*GOAL*:
How many lines of the entries below include the word "time"? Answer with the number alone.

[Dataset records]
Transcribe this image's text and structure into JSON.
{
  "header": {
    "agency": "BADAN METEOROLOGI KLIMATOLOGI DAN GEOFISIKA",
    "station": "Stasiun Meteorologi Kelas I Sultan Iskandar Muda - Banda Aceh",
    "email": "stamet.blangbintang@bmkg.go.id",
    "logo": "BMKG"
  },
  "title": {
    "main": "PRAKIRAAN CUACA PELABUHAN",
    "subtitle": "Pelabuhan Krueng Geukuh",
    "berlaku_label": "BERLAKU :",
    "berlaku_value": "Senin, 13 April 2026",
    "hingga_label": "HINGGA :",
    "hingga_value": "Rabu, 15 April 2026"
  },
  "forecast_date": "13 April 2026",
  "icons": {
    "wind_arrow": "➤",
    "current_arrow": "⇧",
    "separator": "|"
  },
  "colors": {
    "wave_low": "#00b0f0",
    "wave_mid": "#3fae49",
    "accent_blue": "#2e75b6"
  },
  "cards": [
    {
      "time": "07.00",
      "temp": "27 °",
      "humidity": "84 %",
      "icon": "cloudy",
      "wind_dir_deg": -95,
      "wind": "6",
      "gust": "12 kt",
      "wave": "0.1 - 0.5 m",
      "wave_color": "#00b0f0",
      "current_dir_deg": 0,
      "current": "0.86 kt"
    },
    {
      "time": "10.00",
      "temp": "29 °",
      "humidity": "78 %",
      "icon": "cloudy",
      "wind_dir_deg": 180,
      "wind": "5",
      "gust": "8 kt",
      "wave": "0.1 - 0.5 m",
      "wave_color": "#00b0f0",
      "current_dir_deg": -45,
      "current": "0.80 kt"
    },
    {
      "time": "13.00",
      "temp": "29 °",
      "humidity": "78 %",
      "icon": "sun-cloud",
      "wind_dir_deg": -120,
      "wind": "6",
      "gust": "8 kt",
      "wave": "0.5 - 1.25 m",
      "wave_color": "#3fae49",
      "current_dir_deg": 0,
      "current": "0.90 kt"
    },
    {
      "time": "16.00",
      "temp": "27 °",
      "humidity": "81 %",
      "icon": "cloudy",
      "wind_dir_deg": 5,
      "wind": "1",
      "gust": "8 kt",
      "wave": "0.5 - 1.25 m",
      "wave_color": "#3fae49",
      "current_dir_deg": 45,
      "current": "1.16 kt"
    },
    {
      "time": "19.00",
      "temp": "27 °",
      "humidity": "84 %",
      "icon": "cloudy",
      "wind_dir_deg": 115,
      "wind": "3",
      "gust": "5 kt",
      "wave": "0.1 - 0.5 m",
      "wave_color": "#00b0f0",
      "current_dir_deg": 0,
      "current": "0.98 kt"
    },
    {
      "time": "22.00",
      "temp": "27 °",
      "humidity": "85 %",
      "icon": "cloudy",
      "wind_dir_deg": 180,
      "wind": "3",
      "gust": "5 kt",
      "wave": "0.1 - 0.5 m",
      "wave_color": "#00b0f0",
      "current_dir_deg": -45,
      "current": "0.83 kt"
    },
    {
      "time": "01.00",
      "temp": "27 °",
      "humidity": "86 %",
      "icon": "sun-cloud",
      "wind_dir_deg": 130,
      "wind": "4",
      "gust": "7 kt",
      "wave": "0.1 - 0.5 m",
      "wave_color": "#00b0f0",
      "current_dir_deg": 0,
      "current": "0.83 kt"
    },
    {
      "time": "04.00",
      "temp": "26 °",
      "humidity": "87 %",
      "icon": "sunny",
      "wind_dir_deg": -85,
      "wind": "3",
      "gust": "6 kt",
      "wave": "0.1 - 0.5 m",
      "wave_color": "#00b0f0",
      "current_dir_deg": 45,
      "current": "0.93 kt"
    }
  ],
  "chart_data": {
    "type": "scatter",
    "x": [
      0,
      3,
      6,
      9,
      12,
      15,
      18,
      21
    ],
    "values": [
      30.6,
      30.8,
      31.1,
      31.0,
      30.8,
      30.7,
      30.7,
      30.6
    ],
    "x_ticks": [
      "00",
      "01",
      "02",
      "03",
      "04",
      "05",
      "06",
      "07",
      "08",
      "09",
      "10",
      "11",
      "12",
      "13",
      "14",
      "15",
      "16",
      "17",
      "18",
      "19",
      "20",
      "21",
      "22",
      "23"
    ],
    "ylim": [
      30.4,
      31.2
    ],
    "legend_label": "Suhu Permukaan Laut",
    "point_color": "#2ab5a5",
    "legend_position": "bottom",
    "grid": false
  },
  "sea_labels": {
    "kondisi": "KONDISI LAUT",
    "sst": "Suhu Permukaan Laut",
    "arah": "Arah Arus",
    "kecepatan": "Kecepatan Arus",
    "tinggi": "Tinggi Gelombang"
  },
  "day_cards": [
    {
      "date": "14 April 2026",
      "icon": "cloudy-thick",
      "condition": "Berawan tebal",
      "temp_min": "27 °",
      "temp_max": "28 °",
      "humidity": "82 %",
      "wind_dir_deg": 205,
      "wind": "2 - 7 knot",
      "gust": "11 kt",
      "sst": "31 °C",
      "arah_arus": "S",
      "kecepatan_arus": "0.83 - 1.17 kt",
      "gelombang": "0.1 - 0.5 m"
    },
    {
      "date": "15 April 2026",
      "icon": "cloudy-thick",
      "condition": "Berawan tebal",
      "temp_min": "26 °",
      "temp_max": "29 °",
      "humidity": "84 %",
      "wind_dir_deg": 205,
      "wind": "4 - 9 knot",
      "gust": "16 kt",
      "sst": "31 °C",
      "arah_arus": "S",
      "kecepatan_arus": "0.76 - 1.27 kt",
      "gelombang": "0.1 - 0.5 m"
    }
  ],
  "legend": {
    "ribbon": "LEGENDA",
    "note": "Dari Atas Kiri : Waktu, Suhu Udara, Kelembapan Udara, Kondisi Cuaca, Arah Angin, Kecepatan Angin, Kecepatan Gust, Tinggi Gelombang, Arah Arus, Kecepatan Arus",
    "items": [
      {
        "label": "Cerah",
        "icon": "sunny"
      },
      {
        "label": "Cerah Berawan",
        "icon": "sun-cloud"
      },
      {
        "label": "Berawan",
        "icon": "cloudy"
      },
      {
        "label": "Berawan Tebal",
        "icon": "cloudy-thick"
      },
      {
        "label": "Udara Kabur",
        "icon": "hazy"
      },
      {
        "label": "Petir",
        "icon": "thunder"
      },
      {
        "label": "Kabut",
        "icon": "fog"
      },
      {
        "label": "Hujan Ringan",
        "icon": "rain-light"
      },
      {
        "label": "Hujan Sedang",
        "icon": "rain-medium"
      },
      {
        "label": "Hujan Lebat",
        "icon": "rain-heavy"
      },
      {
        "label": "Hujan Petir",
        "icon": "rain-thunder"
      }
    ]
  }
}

...

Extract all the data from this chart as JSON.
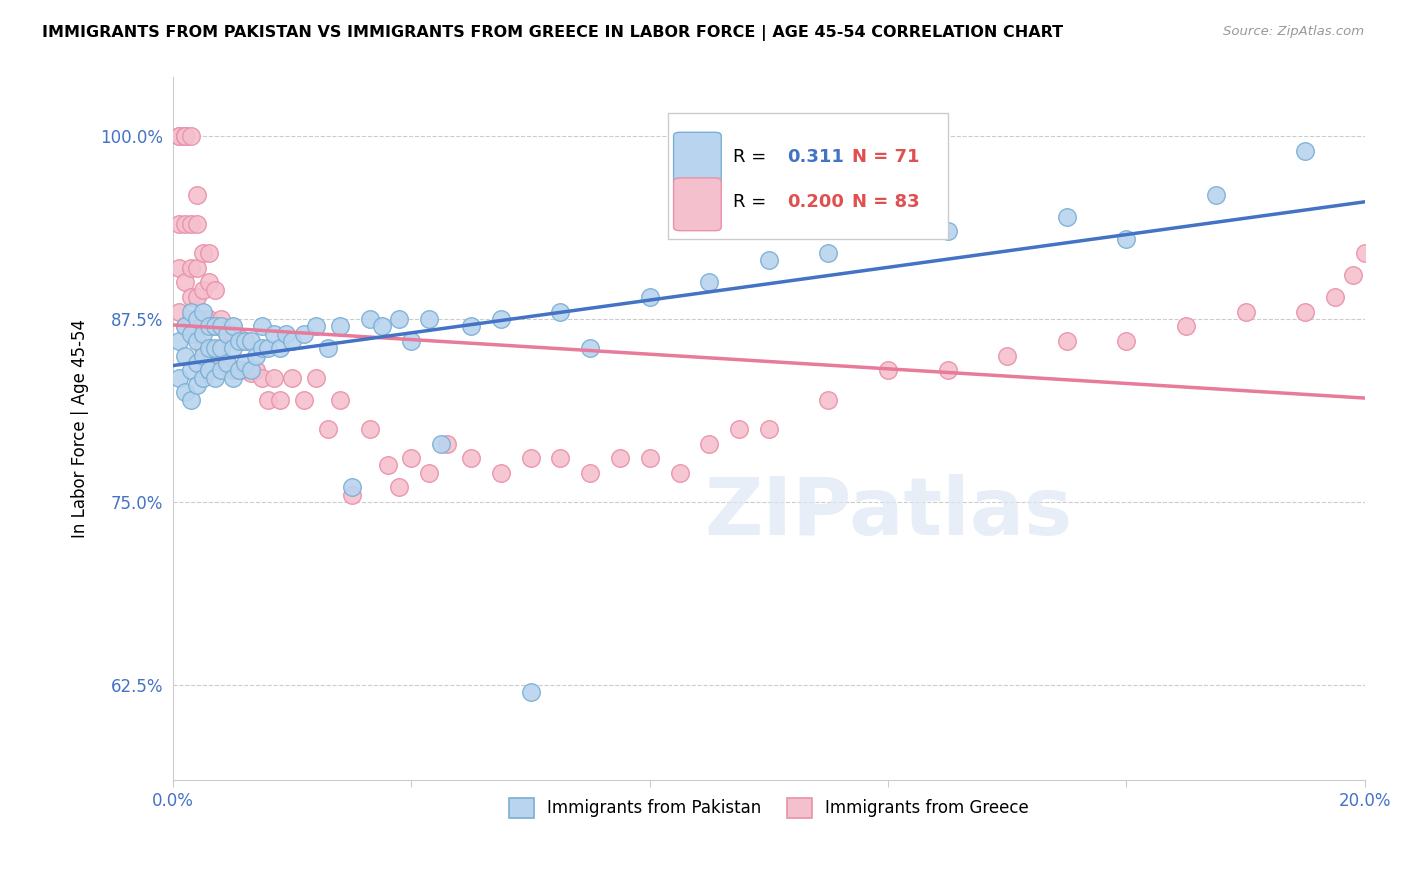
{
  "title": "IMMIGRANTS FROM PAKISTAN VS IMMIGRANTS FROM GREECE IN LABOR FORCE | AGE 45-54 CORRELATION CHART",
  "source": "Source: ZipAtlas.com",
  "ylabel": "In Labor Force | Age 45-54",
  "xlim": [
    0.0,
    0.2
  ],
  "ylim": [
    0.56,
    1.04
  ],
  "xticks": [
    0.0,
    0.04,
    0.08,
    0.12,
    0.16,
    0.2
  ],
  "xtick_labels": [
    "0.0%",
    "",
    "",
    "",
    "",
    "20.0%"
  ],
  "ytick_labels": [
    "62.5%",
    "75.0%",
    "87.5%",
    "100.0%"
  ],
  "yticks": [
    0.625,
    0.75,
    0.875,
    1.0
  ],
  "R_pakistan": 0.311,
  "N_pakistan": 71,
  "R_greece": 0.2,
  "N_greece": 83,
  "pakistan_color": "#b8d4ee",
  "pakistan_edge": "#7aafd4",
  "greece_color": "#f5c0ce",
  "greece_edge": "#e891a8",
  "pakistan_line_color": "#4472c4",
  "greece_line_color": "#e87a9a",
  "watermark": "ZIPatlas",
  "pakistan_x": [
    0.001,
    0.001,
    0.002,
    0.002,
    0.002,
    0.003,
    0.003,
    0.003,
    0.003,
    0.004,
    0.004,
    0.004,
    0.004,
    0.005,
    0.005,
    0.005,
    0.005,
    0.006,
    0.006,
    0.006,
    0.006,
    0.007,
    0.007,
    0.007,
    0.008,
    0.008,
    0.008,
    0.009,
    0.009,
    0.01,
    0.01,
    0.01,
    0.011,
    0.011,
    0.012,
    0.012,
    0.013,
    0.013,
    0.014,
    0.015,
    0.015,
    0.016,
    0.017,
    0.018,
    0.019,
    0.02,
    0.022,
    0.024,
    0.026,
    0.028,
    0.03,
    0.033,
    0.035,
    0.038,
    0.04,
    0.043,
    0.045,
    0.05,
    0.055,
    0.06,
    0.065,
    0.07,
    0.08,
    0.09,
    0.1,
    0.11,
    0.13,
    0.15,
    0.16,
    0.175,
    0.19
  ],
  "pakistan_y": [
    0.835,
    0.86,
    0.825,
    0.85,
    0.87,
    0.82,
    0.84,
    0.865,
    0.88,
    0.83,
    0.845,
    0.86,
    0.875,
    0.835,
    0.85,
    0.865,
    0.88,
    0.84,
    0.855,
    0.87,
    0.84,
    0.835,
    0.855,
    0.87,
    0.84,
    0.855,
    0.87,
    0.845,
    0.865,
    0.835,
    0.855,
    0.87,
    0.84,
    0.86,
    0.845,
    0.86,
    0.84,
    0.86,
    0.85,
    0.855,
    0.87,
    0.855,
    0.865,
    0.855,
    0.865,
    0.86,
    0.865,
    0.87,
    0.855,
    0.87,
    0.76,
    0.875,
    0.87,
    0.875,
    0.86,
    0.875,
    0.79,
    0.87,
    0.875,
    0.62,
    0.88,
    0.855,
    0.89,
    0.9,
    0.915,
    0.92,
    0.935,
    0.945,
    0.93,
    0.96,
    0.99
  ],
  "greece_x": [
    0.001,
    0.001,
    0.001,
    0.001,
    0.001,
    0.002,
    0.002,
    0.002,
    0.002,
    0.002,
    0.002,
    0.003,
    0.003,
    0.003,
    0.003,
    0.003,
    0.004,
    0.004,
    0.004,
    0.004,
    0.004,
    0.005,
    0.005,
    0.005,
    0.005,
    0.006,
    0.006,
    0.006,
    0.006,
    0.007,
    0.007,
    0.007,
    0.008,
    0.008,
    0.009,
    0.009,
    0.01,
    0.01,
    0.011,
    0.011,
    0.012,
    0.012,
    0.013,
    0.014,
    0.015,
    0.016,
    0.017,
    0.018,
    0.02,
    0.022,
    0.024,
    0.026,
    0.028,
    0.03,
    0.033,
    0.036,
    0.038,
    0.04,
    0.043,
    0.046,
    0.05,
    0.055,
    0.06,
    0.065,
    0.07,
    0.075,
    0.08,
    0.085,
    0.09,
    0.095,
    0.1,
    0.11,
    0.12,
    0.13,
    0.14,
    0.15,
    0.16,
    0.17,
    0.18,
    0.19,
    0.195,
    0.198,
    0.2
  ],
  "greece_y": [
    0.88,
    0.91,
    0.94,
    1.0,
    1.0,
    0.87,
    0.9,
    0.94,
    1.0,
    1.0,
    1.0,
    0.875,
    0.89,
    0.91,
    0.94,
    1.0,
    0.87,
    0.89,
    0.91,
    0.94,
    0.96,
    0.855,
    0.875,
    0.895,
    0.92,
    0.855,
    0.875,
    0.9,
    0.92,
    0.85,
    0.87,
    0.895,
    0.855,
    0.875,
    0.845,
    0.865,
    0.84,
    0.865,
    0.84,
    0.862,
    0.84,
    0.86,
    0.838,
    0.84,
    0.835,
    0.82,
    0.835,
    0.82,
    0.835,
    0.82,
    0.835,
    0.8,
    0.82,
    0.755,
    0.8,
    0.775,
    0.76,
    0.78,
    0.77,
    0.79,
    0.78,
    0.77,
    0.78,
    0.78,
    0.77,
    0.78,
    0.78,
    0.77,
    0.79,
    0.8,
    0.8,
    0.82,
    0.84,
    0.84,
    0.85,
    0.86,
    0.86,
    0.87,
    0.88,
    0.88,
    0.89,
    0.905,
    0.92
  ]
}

--

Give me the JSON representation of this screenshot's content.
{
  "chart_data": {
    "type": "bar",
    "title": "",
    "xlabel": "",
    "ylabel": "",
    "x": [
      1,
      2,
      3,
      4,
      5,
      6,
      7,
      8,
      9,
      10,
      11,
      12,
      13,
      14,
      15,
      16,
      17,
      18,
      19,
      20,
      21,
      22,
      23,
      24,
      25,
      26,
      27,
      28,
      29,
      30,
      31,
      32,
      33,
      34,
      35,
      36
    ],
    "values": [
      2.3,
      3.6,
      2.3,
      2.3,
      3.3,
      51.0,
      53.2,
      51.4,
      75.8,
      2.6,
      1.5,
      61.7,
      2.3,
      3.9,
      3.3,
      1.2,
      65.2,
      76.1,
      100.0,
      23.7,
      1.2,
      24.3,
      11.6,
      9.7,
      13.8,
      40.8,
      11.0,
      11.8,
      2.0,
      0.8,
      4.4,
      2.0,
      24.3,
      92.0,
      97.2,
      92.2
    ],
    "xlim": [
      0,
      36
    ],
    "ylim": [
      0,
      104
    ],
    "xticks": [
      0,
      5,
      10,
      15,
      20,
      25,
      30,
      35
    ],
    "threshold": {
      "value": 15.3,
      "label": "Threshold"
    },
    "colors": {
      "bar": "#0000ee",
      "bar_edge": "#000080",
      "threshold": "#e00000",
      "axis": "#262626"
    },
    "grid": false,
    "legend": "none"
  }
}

*SOLUTION*:
8